TASK DESCRIPTION: Write out the listing below again, precisely as it is given.

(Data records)

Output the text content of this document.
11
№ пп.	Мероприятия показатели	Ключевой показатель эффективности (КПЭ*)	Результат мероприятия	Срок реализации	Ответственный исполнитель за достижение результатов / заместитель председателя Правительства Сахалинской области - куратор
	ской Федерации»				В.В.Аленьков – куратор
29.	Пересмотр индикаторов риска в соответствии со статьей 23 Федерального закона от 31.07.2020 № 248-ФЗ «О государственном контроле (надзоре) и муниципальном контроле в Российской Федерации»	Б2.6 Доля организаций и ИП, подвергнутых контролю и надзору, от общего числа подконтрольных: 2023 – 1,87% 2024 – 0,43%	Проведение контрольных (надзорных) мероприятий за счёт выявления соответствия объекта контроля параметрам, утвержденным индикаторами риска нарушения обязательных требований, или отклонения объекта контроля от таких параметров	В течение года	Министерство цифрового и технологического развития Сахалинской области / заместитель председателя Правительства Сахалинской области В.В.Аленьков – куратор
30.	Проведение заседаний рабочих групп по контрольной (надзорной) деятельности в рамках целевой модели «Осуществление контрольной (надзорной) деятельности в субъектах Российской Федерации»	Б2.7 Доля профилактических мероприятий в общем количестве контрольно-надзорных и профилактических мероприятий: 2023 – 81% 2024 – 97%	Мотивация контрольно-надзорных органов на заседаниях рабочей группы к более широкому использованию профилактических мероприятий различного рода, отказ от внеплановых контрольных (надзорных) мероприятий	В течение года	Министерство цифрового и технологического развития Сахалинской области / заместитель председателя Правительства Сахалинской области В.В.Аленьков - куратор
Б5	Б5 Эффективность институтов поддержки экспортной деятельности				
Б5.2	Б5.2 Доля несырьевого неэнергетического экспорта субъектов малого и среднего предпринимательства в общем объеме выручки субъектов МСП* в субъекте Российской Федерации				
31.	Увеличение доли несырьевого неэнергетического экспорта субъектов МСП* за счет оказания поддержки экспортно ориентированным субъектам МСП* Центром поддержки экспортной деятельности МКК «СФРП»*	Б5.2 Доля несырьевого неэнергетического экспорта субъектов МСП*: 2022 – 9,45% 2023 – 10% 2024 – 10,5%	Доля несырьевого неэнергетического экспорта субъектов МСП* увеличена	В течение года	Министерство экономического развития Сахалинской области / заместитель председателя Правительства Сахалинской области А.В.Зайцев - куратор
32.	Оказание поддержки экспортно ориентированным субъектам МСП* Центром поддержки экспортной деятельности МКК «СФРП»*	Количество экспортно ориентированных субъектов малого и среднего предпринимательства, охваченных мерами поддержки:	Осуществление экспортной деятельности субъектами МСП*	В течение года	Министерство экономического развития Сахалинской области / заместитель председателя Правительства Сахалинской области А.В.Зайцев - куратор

SOLUTION FOR THIS PROBLEM:
Output the text content of this document.
11
№ пп.	Мероприятия показатели	Ключевой показатель эффективности (КПЭ*)	Результат мероприятия	Срок реализации	Ответственный исполнитель за достижение результатов / заместитель председателя Правительства Сахалинской области - куратор
	ской Федерации»				В.В.Аленьков – куратор
29.	Пересмотр индикаторов риска в соответствии со статьей 23 Федерального закона от 31.07.2020 № 248-ФЗ «О государственном контроле (надзоре) и муниципальном контроле в Российской Федерации»	Б2.6 Доля организаций и ИП, подвергнутых контролю и надзору, от общего числа подконтрольных: 2023 – 1,87% 2024 – 0,43%	Проведение контрольных (надзорных) мероприятий за счёт выявления соответствия объекта контроля параметрам, утвержденным индикаторами риска нарушения обязательных требований, или отклонения объекта контроля от таких параметров	В течение года	Министерство цифрового и технологического развития Сахалинской области / заместитель председателя Правительства Сахалинской области В.В.Аленьков – куратор
30.	Проведение заседаний рабочих групп по контрольной (надзорной) деятельности в рамках целевой модели «Осуществление контрольной (надзорной) деятельности в субъектах Российской Федерации»	Б2.7 Доля профилактических мероприятий в общем количестве контрольно-надзорных и профилактических мероприятий: 2023 – 81% 2024 – 97%	Мотивация контрольно-надзорных органов на заседаниях рабочей группы к более широкому использованию профилактических мероприятий различного рода, отказ от внеплановых контрольных (надзорных) мероприятий	В течение года	Министерство цифрового и технологического развития Сахалинской области / заместитель председателя Правительства Сахалинской области В.В.Аленьков - куратор
Б5	Б5 Эффективность институтов поддержки экспортной деятельности				
Б5.2	Б5.2 Доля несырьевого неэнергетического экспорта субъектов малого и среднего предпринимательства в общем объеме выручки субъектов МСП* в субъекте Российской Федерации				
31.	Увеличение доли несырьевого неэнергетического экспорта субъектов МСП* за счет оказания поддержки экспортно ориентированным субъектам МСП* Центром поддержки экспортной деятельности МКК «СФРП»*	Б5.2 Доля несырьевого неэнергетического экспорта субъектов МСП*: 2022 – 9,45% 2023 – 10% 2024 – 10,5%	Доля несырьевого неэнергетического экспорта субъектов МСП* увеличена	В течение года	Министерство экономического развития Сахалинской области / заместитель председателя Правительства Сахалинской области А.В.Зайцев - куратор
32.	Оказание поддержки экспортно ориентированным субъектам МСП* Центром поддержки экспортной деятельности МКК «СФРП»*	Количество экспортно ориентированных субъектов малого и среднего предпринимательства, охваченных мерами поддержки:	Осуществление экспортной деятельности субъектами МСП*	В течение года	Министерство экономического развития Сахалинской области / заместитель председателя Правительства Сахалинской области А.В.Зайцев - куратор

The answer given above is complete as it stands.